* **WHAT THIS TASK INVOLVES**
What follows is a block of records; restate each one word for word.

* **RECORDS PROVIDED**
|---|

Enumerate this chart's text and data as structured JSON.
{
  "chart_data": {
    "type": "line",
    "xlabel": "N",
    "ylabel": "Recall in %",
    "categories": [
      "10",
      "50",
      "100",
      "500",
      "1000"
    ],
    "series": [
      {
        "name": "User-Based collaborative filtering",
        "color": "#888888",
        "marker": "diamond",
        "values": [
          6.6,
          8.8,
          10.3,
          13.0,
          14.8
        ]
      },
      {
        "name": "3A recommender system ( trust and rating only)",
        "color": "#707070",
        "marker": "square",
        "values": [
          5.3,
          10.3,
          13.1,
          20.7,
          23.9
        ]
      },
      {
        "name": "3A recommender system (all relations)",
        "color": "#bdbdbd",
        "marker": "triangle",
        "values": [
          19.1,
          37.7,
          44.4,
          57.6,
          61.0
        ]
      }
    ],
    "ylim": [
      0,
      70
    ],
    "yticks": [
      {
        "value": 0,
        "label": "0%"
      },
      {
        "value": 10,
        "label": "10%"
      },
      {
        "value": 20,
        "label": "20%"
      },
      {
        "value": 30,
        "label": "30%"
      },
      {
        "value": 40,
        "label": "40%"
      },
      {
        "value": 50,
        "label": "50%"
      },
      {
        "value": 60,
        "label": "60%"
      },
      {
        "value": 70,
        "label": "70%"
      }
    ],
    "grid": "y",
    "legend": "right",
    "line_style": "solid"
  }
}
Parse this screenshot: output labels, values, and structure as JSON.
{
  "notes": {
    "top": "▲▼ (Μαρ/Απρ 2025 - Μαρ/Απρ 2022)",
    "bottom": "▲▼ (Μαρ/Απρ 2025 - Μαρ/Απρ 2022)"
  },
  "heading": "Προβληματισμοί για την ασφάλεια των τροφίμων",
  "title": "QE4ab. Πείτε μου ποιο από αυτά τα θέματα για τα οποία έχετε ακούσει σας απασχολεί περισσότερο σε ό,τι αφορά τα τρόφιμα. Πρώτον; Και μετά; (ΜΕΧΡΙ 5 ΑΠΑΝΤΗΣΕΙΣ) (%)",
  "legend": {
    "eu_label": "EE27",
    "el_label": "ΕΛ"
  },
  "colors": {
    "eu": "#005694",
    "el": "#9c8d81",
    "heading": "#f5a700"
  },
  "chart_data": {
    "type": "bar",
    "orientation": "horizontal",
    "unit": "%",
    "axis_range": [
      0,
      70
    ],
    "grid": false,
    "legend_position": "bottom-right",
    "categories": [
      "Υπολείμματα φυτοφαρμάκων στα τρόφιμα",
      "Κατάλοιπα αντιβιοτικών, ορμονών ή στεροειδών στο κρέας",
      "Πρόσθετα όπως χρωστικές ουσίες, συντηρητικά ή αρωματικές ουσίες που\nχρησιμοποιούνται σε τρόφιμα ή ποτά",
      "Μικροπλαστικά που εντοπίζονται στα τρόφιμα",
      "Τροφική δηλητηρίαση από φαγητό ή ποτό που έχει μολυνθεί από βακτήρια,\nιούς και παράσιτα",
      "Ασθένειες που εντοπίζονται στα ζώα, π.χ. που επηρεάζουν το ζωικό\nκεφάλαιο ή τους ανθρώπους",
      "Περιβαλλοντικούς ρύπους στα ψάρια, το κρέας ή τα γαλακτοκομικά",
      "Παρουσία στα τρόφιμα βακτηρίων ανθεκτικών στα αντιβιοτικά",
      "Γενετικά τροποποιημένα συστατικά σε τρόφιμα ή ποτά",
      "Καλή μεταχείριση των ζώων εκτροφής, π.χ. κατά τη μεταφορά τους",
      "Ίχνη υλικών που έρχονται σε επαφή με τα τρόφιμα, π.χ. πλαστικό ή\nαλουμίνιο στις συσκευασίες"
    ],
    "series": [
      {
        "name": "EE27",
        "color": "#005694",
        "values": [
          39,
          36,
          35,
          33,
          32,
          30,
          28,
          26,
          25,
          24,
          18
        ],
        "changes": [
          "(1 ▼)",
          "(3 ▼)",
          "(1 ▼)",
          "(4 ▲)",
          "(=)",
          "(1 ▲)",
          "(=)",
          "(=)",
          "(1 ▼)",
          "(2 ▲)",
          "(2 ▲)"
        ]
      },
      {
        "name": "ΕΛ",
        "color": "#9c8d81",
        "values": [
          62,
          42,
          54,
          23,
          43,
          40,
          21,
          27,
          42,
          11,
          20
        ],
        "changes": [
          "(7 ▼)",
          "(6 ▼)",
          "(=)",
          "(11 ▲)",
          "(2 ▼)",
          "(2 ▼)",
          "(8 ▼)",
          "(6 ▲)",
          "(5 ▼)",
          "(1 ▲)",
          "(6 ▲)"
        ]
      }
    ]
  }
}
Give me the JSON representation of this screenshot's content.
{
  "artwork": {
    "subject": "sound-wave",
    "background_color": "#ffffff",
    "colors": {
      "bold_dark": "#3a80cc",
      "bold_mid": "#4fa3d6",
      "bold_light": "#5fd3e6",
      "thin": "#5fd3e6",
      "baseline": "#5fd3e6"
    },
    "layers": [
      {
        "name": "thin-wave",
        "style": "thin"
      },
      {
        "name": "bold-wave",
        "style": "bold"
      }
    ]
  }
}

|---|

* **RESULT BELOW**
Enumerate this chart's text and data as structured JSON.
{
  "chart_data": {
    "type": "line",
    "xlabel": "N",
    "ylabel": "Recall in %",
    "categories": [
      "10",
      "50",
      "100",
      "500",
      "1000"
    ],
    "series": [
      {
        "name": "User-Based collaborative filtering",
        "color": "#888888",
        "marker": "diamond",
        "values": [
          6.6,
          8.8,
          10.3,
          13.0,
          14.8
        ]
      },
      {
        "name": "3A recommender system ( trust and rating only)",
        "color": "#707070",
        "marker": "square",
        "values": [
          5.3,
          10.3,
          13.1,
          20.7,
          23.9
        ]
      },
      {
        "name": "3A recommender system (all relations)",
        "color": "#bdbdbd",
        "marker": "triangle",
        "values": [
          19.1,
          37.7,
          44.4,
          57.6,
          61.0
        ]
      }
    ],
    "ylim": [
      0,
      70
    ],
    "yticks": [
      {
        "value": 0,
        "label": "0%"
      },
      {
        "value": 10,
        "label": "10%"
      },
      {
        "value": 20,
        "label": "20%"
      },
      {
        "value": 30,
        "label": "30%"
      },
      {
        "value": 40,
        "label": "40%"
      },
      {
        "value": 50,
        "label": "50%"
      },
      {
        "value": 60,
        "label": "60%"
      },
      {
        "value": 70,
        "label": "70%"
      }
    ],
    "grid": "y",
    "legend": "right",
    "line_style": "solid"
  }
}
Parse this screenshot: output labels, values, and structure as JSON.
{
  "notes": {
    "top": "▲▼ (Μαρ/Απρ 2025 - Μαρ/Απρ 2022)",
    "bottom": "▲▼ (Μαρ/Απρ 2025 - Μαρ/Απρ 2022)"
  },
  "heading": "Προβληματισμοί για την ασφάλεια των τροφίμων",
  "title": "QE4ab. Πείτε μου ποιο από αυτά τα θέματα για τα οποία έχετε ακούσει σας απασχολεί περισσότερο σε ό,τι αφορά τα τρόφιμα. Πρώτον; Και μετά; (ΜΕΧΡΙ 5 ΑΠΑΝΤΗΣΕΙΣ) (%)",
  "legend": {
    "eu_label": "EE27",
    "el_label": "ΕΛ"
  },
  "colors": {
    "eu": "#005694",
    "el": "#9c8d81",
    "heading": "#f5a700"
  },
  "chart_data": {
    "type": "bar",
    "orientation": "horizontal",
    "unit": "%",
    "axis_range": [
      0,
      70
    ],
    "grid": false,
    "legend_position": "bottom-right",
    "categories": [
      "Υπολείμματα φυτοφαρμάκων στα τρόφιμα",
      "Κατάλοιπα αντιβιοτικών, ορμονών ή στεροειδών στο κρέας",
      "Πρόσθετα όπως χρωστικές ουσίες, συντηρητικά ή αρωματικές ουσίες που\nχρησιμοποιούνται σε τρόφιμα ή ποτά",
      "Μικροπλαστικά που εντοπίζονται στα τρόφιμα",
      "Τροφική δηλητηρίαση από φαγητό ή ποτό που έχει μολυνθεί από βακτήρια,\nιούς και παράσιτα",
      "Ασθένειες που εντοπίζονται στα ζώα, π.χ. που επηρεάζουν το ζωικό\nκεφάλαιο ή τους ανθρώπους",
      "Περιβαλλοντικούς ρύπους στα ψάρια, το κρέας ή τα γαλακτοκομικά",
      "Παρουσία στα τρόφιμα βακτηρίων ανθεκτικών στα αντιβιοτικά",
      "Γενετικά τροποποιημένα συστατικά σε τρόφιμα ή ποτά",
      "Καλή μεταχείριση των ζώων εκτροφής, π.χ. κατά τη μεταφορά τους",
      "Ίχνη υλικών που έρχονται σε επαφή με τα τρόφιμα, π.χ. πλαστικό ή\nαλουμίνιο στις συσκευασίες"
    ],
    "series": [
      {
        "name": "EE27",
        "color": "#005694",
        "values": [
          39,
          36,
          35,
          33,
          32,
          30,
          28,
          26,
          25,
          24,
          18
        ],
        "changes": [
          "(1 ▼)",
          "(3 ▼)",
          "(1 ▼)",
          "(4 ▲)",
          "(=)",
          "(1 ▲)",
          "(=)",
          "(=)",
          "(1 ▼)",
          "(2 ▲)",
          "(2 ▲)"
        ]
      },
      {
        "name": "ΕΛ",
        "color": "#9c8d81",
        "values": [
          62,
          42,
          54,
          23,
          43,
          40,
          21,
          27,
          42,
          11,
          20
        ],
        "changes": [
          "(7 ▼)",
          "(6 ▼)",
          "(=)",
          "(11 ▲)",
          "(2 ▼)",
          "(2 ▼)",
          "(8 ▼)",
          "(6 ▲)",
          "(5 ▼)",
          "(1 ▲)",
          "(6 ▲)"
        ]
      }
    ]
  }
}
Give me the JSON representation of this screenshot's content.
{
  "artwork": {
    "subject": "sound-wave",
    "background_color": "#ffffff",
    "colors": {
      "bold_dark": "#3a80cc",
      "bold_mid": "#4fa3d6",
      "bold_light": "#5fd3e6",
      "thin": "#5fd3e6",
      "baseline": "#5fd3e6"
    },
    "layers": [
      {
        "name": "thin-wave",
        "style": "thin"
      },
      {
        "name": "bold-wave",
        "style": "bold"
      }
    ]
  }
}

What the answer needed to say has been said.